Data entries
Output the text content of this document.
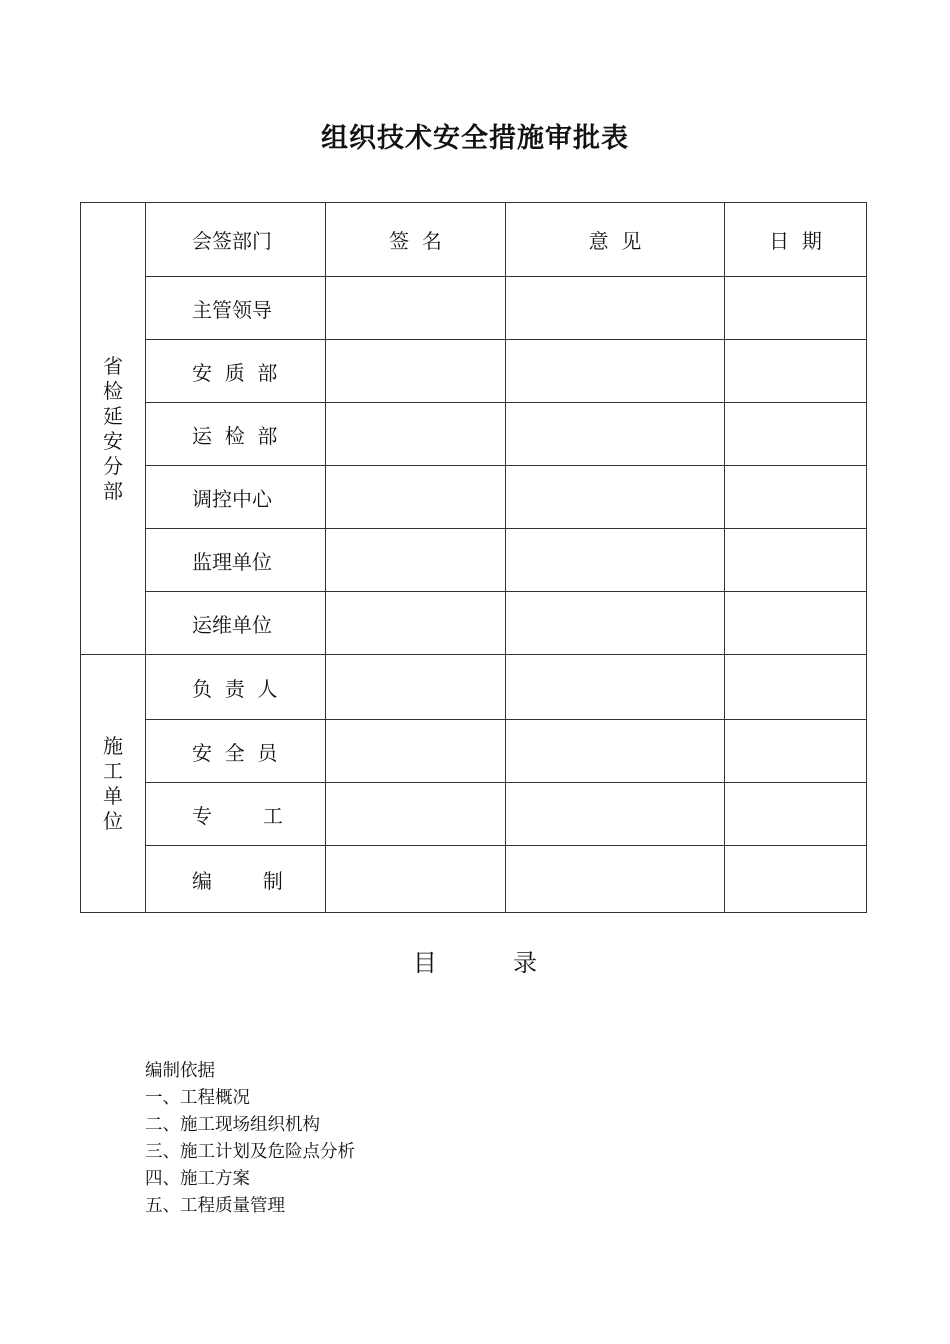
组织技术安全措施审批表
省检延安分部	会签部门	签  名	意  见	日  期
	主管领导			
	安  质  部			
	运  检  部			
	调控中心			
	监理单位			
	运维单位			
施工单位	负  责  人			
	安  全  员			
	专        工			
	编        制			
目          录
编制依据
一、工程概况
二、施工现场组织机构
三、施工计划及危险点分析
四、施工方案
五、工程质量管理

● BRIEF
Quote the records in full and exactly; skip any image.

● ANSWER TO THIS PROBLEM
Output the text content of this document.
组织技术安全措施审批表
省检延安分部	会签部门	签  名	意  见	日  期
	主管领导			
	安  质  部			
	运  检  部			
	调控中心			
	监理单位			
	运维单位			
施工单位	负  责  人			
	安  全  员			
	专        工			
	编        制			
目          录
编制依据
一、工程概况
二、施工现场组织机构
三、施工计划及危险点分析
四、施工方案
五、工程质量管理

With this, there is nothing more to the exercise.